• Your goal
Filter the entries that follow, copying every line in which the word "Massachusetts" appears.
======== Extracted records
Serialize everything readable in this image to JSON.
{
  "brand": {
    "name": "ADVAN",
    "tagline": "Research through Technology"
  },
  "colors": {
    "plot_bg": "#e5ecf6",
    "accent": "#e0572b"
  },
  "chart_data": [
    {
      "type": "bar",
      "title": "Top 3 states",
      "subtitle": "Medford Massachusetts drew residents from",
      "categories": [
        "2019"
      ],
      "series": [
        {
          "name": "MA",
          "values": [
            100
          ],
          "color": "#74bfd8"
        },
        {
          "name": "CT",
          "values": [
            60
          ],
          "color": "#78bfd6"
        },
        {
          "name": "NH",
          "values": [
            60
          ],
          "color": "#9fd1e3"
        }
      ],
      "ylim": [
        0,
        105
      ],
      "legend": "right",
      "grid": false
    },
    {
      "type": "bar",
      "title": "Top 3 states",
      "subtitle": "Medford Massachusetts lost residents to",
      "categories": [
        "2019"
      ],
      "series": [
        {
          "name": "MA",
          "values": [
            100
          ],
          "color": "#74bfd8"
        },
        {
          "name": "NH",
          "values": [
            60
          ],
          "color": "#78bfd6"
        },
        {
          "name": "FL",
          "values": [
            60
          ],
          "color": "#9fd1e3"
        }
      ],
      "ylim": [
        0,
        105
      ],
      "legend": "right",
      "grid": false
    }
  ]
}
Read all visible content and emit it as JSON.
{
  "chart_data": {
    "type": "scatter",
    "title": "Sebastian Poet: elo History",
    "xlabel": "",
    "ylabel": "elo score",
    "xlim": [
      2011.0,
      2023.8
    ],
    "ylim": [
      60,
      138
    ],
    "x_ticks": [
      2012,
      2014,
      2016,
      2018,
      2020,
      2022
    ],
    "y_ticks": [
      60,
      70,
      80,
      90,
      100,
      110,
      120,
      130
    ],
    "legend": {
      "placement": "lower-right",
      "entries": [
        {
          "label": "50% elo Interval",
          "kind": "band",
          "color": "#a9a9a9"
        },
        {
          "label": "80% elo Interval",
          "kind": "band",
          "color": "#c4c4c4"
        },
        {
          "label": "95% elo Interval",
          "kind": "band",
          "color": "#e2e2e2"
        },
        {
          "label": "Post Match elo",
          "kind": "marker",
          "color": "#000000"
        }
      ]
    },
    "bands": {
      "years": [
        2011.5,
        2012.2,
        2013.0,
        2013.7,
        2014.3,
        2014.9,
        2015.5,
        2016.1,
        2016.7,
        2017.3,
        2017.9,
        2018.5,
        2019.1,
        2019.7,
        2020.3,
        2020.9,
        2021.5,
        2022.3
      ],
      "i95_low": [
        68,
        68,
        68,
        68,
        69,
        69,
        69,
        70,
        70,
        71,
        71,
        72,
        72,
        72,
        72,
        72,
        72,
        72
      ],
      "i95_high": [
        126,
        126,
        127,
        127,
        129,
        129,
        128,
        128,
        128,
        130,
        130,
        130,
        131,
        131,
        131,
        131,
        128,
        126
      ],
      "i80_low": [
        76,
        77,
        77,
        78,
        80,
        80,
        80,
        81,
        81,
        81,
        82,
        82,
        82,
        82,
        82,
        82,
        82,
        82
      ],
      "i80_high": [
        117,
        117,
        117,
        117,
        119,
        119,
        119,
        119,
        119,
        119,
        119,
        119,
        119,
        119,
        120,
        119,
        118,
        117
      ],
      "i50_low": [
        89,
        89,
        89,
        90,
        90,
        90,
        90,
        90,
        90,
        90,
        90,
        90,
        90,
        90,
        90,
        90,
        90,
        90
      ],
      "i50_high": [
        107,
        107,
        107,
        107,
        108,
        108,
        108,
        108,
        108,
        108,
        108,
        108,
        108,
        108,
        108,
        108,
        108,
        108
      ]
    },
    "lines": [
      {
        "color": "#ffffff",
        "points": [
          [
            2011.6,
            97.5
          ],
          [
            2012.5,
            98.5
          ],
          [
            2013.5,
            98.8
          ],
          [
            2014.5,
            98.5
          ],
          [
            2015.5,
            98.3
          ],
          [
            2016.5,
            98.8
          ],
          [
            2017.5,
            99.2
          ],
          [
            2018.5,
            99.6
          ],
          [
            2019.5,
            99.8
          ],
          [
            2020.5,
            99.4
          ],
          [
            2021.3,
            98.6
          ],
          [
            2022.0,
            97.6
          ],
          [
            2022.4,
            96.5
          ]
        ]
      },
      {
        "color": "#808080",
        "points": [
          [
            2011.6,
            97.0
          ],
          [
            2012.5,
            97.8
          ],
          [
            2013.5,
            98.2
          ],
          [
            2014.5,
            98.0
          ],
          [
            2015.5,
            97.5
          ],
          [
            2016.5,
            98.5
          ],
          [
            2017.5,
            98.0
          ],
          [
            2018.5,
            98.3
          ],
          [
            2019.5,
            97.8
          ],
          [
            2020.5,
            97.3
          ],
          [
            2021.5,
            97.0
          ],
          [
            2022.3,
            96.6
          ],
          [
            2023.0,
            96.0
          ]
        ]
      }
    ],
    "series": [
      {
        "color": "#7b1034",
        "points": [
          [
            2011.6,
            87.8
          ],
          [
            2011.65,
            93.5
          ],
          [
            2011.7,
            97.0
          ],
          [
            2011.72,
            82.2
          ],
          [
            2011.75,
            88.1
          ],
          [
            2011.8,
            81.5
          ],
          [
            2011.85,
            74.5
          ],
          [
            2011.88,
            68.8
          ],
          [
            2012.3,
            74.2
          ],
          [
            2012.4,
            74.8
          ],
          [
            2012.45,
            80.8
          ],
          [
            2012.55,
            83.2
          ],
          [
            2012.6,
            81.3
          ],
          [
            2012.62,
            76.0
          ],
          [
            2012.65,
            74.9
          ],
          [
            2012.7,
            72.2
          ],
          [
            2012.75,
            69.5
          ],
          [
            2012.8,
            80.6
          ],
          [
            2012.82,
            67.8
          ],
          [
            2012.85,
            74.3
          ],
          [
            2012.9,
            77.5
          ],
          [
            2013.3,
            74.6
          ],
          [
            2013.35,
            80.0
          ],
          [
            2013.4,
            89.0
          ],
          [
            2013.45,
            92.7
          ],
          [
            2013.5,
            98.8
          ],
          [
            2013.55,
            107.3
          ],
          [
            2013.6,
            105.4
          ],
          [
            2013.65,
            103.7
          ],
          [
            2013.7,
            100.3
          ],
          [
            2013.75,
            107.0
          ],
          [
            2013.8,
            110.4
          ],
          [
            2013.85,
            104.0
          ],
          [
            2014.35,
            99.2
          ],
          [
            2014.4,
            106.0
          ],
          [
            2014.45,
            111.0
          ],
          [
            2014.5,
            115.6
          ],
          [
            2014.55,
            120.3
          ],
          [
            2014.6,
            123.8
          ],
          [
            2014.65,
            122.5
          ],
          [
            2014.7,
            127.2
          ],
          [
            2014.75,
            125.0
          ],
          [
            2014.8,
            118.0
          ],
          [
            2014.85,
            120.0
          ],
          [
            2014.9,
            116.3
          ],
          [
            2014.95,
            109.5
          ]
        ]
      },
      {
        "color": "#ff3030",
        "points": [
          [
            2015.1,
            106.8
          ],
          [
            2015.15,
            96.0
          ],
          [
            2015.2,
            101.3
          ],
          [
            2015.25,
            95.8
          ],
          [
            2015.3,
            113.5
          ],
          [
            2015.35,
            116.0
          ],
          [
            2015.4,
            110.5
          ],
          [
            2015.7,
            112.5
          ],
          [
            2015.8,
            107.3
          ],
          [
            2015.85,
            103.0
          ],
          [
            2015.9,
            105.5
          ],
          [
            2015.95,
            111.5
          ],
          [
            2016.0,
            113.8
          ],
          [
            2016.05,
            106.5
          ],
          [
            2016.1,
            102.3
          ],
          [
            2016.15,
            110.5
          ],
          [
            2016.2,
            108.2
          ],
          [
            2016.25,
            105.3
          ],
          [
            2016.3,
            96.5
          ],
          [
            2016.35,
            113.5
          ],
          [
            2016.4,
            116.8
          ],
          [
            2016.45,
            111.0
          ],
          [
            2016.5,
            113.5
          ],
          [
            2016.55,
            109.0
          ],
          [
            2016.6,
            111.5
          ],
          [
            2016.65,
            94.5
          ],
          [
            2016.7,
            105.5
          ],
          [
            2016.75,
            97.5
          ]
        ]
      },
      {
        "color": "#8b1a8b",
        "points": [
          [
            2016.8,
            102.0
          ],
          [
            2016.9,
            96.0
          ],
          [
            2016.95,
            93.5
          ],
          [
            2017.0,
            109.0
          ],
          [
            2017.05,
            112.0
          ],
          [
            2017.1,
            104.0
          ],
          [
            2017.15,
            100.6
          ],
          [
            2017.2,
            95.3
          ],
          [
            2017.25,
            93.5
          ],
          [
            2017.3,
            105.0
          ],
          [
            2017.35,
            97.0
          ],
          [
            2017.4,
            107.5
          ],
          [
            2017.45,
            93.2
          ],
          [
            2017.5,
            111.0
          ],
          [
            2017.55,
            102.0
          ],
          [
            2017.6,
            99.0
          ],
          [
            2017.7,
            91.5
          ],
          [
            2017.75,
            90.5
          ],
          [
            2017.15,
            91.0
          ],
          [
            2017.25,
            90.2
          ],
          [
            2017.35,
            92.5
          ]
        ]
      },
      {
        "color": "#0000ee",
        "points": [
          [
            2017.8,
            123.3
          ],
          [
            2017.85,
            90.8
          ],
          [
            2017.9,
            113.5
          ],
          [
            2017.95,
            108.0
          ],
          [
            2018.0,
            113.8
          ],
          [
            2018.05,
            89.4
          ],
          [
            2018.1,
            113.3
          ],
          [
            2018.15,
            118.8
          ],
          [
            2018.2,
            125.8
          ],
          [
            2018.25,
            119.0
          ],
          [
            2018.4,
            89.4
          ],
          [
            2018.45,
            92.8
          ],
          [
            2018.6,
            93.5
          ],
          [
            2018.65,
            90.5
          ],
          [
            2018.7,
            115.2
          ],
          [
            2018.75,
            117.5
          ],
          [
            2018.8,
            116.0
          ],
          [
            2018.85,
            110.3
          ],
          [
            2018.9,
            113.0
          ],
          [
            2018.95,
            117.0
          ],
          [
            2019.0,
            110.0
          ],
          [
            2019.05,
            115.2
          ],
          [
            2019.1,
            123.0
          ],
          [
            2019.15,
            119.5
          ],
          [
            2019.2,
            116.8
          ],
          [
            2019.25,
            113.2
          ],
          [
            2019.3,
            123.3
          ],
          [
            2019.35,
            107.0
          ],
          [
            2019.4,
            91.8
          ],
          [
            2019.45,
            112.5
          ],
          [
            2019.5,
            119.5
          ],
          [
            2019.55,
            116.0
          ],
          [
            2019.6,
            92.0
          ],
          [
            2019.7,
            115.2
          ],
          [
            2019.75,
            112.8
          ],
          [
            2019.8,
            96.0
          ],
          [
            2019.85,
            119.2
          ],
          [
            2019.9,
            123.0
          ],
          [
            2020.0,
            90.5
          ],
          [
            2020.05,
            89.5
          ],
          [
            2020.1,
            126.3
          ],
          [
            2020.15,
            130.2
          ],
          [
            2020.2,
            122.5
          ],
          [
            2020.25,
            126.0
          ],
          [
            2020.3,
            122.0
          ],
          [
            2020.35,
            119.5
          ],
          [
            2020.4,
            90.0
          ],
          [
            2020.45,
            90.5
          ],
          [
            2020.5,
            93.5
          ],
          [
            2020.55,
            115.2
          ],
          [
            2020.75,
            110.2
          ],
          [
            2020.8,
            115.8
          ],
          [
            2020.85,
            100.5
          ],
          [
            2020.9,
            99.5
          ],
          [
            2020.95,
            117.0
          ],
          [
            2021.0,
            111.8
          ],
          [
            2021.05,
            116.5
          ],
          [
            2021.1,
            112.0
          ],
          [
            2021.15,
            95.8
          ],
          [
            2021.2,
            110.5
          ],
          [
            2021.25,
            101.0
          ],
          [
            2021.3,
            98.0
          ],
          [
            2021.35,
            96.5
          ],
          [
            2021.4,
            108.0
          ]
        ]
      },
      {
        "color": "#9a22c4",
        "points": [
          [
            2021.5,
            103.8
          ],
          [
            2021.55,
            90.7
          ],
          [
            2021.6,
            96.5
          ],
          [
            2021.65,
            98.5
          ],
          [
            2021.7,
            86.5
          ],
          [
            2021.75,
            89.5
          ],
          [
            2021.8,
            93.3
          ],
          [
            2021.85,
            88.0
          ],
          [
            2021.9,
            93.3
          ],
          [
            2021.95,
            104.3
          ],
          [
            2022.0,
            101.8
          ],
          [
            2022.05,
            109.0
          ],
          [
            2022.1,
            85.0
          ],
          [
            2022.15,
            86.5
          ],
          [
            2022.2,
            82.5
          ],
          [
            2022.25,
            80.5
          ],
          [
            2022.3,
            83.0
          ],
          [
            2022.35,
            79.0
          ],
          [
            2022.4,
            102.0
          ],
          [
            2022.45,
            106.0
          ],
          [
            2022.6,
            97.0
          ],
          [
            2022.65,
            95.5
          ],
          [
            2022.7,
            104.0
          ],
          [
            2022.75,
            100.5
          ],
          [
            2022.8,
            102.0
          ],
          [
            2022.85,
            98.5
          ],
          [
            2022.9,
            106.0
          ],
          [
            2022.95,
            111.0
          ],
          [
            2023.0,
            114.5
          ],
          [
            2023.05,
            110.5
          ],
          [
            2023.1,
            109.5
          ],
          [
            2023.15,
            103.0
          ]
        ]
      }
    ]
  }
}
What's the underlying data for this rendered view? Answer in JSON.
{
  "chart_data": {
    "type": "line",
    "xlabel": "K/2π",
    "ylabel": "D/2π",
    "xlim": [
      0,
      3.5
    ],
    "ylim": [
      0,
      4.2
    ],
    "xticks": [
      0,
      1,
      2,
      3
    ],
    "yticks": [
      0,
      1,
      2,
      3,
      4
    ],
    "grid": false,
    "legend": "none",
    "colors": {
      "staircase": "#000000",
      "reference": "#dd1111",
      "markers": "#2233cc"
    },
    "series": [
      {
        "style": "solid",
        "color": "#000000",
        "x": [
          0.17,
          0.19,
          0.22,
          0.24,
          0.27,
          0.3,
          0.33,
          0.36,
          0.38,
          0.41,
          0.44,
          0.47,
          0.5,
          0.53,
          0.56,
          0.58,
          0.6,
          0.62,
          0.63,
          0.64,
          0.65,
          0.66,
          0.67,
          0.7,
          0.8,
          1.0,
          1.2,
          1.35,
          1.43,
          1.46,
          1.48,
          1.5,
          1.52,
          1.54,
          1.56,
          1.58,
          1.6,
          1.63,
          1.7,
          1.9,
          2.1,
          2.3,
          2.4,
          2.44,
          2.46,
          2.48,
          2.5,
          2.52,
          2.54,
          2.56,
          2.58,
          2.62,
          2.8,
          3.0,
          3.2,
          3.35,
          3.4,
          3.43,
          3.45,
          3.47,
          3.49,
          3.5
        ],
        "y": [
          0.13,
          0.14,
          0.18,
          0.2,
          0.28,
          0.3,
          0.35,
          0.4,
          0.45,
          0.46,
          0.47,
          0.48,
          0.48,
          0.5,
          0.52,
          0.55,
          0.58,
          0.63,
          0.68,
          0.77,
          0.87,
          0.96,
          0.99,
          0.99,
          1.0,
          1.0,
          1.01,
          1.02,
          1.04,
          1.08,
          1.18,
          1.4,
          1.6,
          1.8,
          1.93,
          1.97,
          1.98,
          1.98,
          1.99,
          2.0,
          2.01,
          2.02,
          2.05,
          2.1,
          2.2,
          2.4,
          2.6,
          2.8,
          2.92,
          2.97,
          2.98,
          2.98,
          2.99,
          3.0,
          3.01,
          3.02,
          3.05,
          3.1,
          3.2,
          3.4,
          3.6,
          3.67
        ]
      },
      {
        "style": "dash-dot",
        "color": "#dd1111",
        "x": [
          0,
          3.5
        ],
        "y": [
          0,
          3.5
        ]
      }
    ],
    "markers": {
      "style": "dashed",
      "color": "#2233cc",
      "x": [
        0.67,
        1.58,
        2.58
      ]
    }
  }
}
================
• Reply to the exercise
      "subtitle": "Medford Massachusetts drew residents from",
      "subtitle": "Medford Massachusetts lost residents to",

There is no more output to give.